* _Given instruction_
Retype the listing that follows, word for word.

[A block of data]
* * * * *

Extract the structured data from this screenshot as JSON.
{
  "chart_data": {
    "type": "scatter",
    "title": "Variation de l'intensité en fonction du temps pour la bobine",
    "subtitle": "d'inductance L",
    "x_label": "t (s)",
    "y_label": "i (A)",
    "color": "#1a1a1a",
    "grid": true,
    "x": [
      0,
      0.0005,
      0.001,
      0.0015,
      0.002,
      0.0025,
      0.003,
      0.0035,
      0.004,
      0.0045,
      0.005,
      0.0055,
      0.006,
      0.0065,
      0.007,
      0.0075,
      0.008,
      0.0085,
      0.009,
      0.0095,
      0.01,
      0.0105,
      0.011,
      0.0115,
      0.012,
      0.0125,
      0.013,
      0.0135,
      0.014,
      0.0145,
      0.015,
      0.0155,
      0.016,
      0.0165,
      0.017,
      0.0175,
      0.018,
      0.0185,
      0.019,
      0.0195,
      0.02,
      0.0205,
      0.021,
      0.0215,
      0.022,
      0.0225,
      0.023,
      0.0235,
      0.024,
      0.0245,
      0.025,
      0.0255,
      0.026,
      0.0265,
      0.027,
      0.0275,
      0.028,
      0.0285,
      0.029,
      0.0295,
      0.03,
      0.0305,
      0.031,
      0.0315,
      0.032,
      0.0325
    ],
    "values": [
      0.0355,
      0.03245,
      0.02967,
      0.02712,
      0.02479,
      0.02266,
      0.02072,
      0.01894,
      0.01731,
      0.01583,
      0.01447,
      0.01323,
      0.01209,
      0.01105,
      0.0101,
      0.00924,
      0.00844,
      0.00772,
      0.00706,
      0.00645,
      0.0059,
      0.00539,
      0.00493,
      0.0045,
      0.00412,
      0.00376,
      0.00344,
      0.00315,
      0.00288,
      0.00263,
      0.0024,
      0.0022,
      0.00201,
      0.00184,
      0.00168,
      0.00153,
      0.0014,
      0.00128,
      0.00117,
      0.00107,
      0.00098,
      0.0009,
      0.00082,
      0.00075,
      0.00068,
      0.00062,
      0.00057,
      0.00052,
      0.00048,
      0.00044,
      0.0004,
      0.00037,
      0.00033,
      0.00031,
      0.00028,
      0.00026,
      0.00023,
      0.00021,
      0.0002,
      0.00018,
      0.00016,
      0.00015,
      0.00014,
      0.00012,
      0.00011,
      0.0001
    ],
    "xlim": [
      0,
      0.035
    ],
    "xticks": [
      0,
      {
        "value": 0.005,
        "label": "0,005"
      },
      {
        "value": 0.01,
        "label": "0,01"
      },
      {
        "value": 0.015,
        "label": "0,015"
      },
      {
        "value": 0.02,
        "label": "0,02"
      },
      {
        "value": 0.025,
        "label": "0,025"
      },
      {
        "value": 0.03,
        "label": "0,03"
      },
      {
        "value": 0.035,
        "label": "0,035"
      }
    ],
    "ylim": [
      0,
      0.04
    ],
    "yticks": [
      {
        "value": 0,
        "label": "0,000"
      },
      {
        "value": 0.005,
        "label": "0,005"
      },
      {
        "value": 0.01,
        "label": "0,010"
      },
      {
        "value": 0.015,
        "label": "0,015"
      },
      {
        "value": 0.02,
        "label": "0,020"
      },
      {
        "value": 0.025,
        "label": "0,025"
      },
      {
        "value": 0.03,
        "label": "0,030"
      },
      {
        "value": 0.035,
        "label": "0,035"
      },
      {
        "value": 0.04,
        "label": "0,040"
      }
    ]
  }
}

* * * * *

* _Solution to this exercise_
Extract the structured data from this screenshot as JSON.
{
  "chart_data": {
    "type": "scatter",
    "title": "Variation de l'intensité en fonction du temps pour la bobine",
    "subtitle": "d'inductance L",
    "x_label": "t (s)",
    "y_label": "i (A)",
    "color": "#1a1a1a",
    "grid": true,
    "x": [
      0,
      0.0005,
      0.001,
      0.0015,
      0.002,
      0.0025,
      0.003,
      0.0035,
      0.004,
      0.0045,
      0.005,
      0.0055,
      0.006,
      0.0065,
      0.007,
      0.0075,
      0.008,
      0.0085,
      0.009,
      0.0095,
      0.01,
      0.0105,
      0.011,
      0.0115,
      0.012,
      0.0125,
      0.013,
      0.0135,
      0.014,
      0.0145,
      0.015,
      0.0155,
      0.016,
      0.0165,
      0.017,
      0.0175,
      0.018,
      0.0185,
      0.019,
      0.0195,
      0.02,
      0.0205,
      0.021,
      0.0215,
      0.022,
      0.0225,
      0.023,
      0.0235,
      0.024,
      0.0245,
      0.025,
      0.0255,
      0.026,
      0.0265,
      0.027,
      0.0275,
      0.028,
      0.0285,
      0.029,
      0.0295,
      0.03,
      0.0305,
      0.031,
      0.0315,
      0.032,
      0.0325
    ],
    "values": [
      0.0355,
      0.03245,
      0.02967,
      0.02712,
      0.02479,
      0.02266,
      0.02072,
      0.01894,
      0.01731,
      0.01583,
      0.01447,
      0.01323,
      0.01209,
      0.01105,
      0.0101,
      0.00924,
      0.00844,
      0.00772,
      0.00706,
      0.00645,
      0.0059,
      0.00539,
      0.00493,
      0.0045,
      0.00412,
      0.00376,
      0.00344,
      0.00315,
      0.00288,
      0.00263,
      0.0024,
      0.0022,
      0.00201,
      0.00184,
      0.00168,
      0.00153,
      0.0014,
      0.00128,
      0.00117,
      0.00107,
      0.00098,
      0.0009,
      0.00082,
      0.00075,
      0.00068,
      0.00062,
      0.00057,
      0.00052,
      0.00048,
      0.00044,
      0.0004,
      0.00037,
      0.00033,
      0.00031,
      0.00028,
      0.00026,
      0.00023,
      0.00021,
      0.0002,
      0.00018,
      0.00016,
      0.00015,
      0.00014,
      0.00012,
      0.00011,
      0.0001
    ],
    "xlim": [
      0,
      0.035
    ],
    "xticks": [
      0,
      {
        "value": 0.005,
        "label": "0,005"
      },
      {
        "value": 0.01,
        "label": "0,01"
      },
      {
        "value": 0.015,
        "label": "0,015"
      },
      {
        "value": 0.02,
        "label": "0,02"
      },
      {
        "value": 0.025,
        "label": "0,025"
      },
      {
        "value": 0.03,
        "label": "0,03"
      },
      {
        "value": 0.035,
        "label": "0,035"
      }
    ],
    "ylim": [
      0,
      0.04
    ],
    "yticks": [
      {
        "value": 0,
        "label": "0,000"
      },
      {
        "value": 0.005,
        "label": "0,005"
      },
      {
        "value": 0.01,
        "label": "0,010"
      },
      {
        "value": 0.015,
        "label": "0,015"
      },
      {
        "value": 0.02,
        "label": "0,020"
      },
      {
        "value": 0.025,
        "label": "0,025"
      },
      {
        "value": 0.03,
        "label": "0,030"
      },
      {
        "value": 0.035,
        "label": "0,035"
      },
      {
        "value": 0.04,
        "label": "0,040"
      }
    ]
  }
}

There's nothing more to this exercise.